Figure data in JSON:
# # # # #

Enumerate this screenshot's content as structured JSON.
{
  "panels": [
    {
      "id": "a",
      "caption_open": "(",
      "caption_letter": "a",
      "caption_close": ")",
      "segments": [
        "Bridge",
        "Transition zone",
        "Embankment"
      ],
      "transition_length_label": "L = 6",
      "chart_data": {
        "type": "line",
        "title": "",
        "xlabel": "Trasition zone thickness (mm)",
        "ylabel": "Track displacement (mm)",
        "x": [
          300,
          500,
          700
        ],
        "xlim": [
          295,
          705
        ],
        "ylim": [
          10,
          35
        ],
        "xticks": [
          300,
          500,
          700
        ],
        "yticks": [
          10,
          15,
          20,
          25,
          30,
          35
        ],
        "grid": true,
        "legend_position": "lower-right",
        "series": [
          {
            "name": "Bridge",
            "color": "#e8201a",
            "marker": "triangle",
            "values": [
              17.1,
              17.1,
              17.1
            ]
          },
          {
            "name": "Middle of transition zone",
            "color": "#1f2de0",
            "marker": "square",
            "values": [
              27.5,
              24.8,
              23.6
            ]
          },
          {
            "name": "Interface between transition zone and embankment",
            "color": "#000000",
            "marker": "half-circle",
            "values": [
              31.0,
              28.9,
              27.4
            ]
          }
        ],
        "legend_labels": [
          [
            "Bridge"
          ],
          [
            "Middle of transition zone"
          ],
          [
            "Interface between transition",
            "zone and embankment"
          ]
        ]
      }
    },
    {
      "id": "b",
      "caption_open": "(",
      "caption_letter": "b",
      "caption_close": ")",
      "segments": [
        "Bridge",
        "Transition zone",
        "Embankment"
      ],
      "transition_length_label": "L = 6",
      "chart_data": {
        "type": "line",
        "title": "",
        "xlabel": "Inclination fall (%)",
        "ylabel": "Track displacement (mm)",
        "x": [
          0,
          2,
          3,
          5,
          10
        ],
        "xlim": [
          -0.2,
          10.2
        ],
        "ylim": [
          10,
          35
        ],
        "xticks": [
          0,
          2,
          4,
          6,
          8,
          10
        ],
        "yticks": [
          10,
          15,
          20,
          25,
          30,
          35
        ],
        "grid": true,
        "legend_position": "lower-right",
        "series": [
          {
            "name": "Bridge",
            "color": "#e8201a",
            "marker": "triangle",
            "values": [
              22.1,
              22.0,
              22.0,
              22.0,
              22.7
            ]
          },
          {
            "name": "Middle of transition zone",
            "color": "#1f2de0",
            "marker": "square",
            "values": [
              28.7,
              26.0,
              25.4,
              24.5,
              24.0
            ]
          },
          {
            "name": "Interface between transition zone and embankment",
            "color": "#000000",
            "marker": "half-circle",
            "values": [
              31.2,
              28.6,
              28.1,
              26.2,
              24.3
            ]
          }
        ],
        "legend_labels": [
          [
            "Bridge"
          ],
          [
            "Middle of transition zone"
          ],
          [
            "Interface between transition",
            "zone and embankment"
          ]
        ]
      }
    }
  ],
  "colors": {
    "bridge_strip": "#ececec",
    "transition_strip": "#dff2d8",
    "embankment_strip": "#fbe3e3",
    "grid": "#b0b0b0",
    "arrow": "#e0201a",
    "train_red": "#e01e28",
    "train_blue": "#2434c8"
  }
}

# # # # #

**YOUR OBJECTIVE:** Transcribe the material exactly as it reads.

**TASK OUTPUT:**
Enumerate this screenshot's content as structured JSON.
{
  "panels": [
    {
      "id": "a",
      "caption_open": "(",
      "caption_letter": "a",
      "caption_close": ")",
      "segments": [
        "Bridge",
        "Transition zone",
        "Embankment"
      ],
      "transition_length_label": "L = 6",
      "chart_data": {
        "type": "line",
        "title": "",
        "xlabel": "Trasition zone thickness (mm)",
        "ylabel": "Track displacement (mm)",
        "x": [
          300,
          500,
          700
        ],
        "xlim": [
          295,
          705
        ],
        "ylim": [
          10,
          35
        ],
        "xticks": [
          300,
          500,
          700
        ],
        "yticks": [
          10,
          15,
          20,
          25,
          30,
          35
        ],
        "grid": true,
        "legend_position": "lower-right",
        "series": [
          {
            "name": "Bridge",
            "color": "#e8201a",
            "marker": "triangle",
            "values": [
              17.1,
              17.1,
              17.1
            ]
          },
          {
            "name": "Middle of transition zone",
            "color": "#1f2de0",
            "marker": "square",
            "values": [
              27.5,
              24.8,
              23.6
            ]
          },
          {
            "name": "Interface between transition zone and embankment",
            "color": "#000000",
            "marker": "half-circle",
            "values": [
              31.0,
              28.9,
              27.4
            ]
          }
        ],
        "legend_labels": [
          [
            "Bridge"
          ],
          [
            "Middle of transition zone"
          ],
          [
            "Interface between transition",
            "zone and embankment"
          ]
        ]
      }
    },
    {
      "id": "b",
      "caption_open": "(",
      "caption_letter": "b",
      "caption_close": ")",
      "segments": [
        "Bridge",
        "Transition zone",
        "Embankment"
      ],
      "transition_length_label": "L = 6",
      "chart_data": {
        "type": "line",
        "title": "",
        "xlabel": "Inclination fall (%)",
        "ylabel": "Track displacement (mm)",
        "x": [
          0,
          2,
          3,
          5,
          10
        ],
        "xlim": [
          -0.2,
          10.2
        ],
        "ylim": [
          10,
          35
        ],
        "xticks": [
          0,
          2,
          4,
          6,
          8,
          10
        ],
        "yticks": [
          10,
          15,
          20,
          25,
          30,
          35
        ],
        "grid": true,
        "legend_position": "lower-right",
        "series": [
          {
            "name": "Bridge",
            "color": "#e8201a",
            "marker": "triangle",
            "values": [
              22.1,
              22.0,
              22.0,
              22.0,
              22.7
            ]
          },
          {
            "name": "Middle of transition zone",
            "color": "#1f2de0",
            "marker": "square",
            "values": [
              28.7,
              26.0,
              25.4,
              24.5,
              24.0
            ]
          },
          {
            "name": "Interface between transition zone and embankment",
            "color": "#000000",
            "marker": "half-circle",
            "values": [
              31.2,
              28.6,
              28.1,
              26.2,
              24.3
            ]
          }
        ],
        "legend_labels": [
          [
            "Bridge"
          ],
          [
            "Middle of transition zone"
          ],
          [
            "Interface between transition",
            "zone and embankment"
          ]
        ]
      }
    }
  ],
  "colors": {
    "bridge_strip": "#ececec",
    "transition_strip": "#dff2d8",
    "embankment_strip": "#fbe3e3",
    "grid": "#b0b0b0",
    "arrow": "#e0201a",
    "train_red": "#e01e28",
    "train_blue": "#2434c8"
  }
}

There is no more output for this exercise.